[DATA LINES]:
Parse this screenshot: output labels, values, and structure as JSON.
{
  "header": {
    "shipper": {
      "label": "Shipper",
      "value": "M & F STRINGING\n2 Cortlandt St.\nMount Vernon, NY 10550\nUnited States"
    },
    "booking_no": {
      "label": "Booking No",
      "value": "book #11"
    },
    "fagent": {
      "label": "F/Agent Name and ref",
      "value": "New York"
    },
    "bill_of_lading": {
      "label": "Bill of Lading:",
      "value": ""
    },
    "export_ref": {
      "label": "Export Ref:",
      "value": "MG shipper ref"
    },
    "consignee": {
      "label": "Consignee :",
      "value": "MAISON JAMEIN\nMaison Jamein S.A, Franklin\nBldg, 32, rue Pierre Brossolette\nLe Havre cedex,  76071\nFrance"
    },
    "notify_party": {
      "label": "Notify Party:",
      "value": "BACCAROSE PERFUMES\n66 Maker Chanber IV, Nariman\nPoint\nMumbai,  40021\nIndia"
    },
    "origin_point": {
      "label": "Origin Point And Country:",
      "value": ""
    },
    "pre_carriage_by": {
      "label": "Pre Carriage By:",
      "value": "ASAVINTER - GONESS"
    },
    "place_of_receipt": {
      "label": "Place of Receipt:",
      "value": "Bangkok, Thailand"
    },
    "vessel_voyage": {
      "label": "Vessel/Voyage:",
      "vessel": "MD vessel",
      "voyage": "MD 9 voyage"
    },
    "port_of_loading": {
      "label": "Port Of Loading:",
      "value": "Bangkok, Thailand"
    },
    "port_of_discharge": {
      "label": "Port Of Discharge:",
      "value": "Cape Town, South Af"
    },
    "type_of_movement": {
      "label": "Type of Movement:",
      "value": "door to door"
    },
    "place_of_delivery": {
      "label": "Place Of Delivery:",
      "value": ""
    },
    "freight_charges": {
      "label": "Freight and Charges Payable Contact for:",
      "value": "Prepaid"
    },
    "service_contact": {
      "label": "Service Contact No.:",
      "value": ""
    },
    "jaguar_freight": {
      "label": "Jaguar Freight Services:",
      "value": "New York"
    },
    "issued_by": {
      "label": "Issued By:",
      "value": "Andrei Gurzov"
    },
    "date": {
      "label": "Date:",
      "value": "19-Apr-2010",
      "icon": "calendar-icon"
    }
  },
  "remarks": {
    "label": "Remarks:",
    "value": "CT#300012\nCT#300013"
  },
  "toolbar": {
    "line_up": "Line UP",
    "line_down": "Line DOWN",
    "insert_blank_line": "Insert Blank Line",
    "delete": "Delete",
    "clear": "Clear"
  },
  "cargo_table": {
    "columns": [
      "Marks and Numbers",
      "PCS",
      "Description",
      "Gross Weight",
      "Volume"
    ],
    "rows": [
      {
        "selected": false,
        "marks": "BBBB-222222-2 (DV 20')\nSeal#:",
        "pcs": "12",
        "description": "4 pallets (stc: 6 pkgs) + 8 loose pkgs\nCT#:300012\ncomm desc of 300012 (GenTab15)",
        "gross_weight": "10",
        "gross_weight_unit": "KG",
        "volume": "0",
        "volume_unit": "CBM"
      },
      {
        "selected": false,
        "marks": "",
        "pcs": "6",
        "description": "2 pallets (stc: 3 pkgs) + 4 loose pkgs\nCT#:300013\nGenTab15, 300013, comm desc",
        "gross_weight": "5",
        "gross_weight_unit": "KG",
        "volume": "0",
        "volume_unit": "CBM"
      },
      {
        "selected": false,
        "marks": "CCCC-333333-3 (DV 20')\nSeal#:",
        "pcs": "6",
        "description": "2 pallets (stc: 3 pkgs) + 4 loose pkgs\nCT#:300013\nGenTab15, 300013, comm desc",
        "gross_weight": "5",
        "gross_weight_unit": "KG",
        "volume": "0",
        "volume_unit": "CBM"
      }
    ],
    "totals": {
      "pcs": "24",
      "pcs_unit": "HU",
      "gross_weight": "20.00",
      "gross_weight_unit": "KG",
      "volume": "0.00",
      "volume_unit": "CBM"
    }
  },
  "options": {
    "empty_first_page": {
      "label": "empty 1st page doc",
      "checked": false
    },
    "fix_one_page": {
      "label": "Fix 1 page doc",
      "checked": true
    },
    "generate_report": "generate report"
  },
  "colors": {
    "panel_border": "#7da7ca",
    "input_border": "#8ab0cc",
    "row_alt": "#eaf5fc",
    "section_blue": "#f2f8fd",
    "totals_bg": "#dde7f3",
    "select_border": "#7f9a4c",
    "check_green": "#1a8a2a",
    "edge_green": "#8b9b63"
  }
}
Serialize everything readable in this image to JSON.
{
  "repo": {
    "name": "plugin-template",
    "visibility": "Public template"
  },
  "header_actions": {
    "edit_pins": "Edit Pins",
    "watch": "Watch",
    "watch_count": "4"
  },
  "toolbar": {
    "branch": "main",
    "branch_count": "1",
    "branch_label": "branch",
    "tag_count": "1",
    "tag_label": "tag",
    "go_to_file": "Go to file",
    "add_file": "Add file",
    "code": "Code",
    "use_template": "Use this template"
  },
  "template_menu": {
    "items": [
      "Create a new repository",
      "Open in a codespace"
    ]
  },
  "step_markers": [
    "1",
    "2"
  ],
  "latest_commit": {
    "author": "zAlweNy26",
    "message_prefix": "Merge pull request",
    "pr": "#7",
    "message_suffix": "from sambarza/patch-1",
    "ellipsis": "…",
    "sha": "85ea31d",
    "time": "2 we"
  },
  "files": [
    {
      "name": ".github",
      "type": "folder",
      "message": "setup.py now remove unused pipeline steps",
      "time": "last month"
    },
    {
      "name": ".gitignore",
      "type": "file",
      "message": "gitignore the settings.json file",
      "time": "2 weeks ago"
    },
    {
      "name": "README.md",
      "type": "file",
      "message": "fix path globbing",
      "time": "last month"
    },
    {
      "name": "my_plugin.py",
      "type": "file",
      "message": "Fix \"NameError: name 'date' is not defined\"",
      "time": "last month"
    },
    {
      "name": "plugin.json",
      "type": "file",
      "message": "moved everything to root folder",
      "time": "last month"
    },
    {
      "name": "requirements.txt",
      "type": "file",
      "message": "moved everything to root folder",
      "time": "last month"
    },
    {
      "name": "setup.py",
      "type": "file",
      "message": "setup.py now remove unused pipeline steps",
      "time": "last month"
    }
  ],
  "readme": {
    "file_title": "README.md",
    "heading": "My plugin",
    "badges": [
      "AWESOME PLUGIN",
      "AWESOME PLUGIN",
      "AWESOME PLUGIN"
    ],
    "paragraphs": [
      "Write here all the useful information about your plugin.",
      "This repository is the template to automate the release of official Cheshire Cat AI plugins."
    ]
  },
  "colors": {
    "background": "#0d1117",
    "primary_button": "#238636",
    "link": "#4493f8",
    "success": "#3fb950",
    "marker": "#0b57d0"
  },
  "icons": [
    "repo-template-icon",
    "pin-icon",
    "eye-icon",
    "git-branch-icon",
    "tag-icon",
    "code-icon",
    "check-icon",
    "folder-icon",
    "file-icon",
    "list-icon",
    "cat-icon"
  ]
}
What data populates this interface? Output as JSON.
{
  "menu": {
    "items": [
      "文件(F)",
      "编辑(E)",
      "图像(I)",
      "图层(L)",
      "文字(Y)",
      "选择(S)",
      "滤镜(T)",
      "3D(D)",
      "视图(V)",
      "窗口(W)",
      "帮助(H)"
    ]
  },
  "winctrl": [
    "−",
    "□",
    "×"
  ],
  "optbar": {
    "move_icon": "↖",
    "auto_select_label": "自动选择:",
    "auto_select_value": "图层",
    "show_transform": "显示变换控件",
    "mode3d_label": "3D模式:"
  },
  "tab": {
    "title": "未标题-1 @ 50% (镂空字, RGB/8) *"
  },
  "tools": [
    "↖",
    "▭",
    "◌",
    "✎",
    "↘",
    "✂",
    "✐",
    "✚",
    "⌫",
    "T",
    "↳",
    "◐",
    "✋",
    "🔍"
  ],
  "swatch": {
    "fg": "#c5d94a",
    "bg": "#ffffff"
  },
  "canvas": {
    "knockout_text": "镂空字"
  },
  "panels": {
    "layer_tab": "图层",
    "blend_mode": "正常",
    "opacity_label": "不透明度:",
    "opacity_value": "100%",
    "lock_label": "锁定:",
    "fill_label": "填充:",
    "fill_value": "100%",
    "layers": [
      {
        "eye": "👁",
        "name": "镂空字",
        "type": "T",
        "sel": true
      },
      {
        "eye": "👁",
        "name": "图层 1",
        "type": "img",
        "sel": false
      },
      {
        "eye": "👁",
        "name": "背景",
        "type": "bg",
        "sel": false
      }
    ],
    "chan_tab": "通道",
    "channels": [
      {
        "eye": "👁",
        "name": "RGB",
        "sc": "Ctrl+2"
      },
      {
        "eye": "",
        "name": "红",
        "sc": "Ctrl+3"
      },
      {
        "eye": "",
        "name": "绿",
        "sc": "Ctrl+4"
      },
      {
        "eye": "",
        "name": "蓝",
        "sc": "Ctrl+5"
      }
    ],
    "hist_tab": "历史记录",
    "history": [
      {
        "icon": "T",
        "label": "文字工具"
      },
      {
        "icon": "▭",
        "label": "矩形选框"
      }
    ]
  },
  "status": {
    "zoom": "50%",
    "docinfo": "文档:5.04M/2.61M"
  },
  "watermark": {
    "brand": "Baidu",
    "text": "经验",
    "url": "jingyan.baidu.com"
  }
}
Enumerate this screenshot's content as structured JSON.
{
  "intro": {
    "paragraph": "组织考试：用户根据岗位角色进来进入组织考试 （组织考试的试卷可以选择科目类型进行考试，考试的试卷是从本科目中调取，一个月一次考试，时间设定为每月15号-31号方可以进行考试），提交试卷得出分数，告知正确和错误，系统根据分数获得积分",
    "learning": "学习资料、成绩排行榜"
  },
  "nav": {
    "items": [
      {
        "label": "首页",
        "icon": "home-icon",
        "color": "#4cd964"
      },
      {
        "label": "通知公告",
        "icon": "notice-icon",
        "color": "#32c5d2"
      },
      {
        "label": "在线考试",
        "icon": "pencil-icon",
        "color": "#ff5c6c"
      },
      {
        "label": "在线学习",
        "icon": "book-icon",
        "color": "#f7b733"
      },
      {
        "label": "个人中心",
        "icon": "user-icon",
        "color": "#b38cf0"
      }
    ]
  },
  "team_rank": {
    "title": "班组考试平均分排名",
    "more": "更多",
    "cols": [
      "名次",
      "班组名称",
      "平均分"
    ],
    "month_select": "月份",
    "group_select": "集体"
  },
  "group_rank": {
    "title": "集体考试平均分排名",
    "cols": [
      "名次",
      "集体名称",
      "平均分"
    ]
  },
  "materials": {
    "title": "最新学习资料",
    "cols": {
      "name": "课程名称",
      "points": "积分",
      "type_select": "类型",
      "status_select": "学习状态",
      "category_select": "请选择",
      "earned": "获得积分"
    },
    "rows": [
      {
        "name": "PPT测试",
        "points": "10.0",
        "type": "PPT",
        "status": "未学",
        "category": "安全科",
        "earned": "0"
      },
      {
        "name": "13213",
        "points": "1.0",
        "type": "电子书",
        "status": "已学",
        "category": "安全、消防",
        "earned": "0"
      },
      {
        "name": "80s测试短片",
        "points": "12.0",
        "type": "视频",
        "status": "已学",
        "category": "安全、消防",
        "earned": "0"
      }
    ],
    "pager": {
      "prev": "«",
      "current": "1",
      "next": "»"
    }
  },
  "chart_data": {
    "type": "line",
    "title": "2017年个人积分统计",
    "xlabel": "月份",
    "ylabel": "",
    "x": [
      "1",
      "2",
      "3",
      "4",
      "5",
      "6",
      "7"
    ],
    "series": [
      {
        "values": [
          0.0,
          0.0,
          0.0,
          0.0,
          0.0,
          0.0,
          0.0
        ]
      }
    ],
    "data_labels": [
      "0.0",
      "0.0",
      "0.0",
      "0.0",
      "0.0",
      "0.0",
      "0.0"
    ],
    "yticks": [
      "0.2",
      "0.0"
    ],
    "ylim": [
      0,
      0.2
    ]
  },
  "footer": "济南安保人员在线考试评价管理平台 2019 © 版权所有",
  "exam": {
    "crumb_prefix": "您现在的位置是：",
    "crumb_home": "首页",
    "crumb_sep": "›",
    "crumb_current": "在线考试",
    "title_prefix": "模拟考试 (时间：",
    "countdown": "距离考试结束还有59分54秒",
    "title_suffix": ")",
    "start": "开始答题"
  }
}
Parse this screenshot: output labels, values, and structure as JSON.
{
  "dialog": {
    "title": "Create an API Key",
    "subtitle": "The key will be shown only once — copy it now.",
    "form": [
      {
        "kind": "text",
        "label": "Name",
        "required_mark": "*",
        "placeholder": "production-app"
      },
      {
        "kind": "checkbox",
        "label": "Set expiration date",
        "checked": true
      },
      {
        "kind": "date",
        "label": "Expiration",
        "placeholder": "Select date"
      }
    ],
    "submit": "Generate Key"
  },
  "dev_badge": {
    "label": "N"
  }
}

[OBJECTIVE]: Extract from the material all lines containing the string "nSeal".

[OUTPUT OF THE EXERCISE]:
        "marks": "BBBB-222222-2 (DV 20')\nSeal#:",
        "marks": "CCCC-333333-3 (DV 20')\nSeal#:",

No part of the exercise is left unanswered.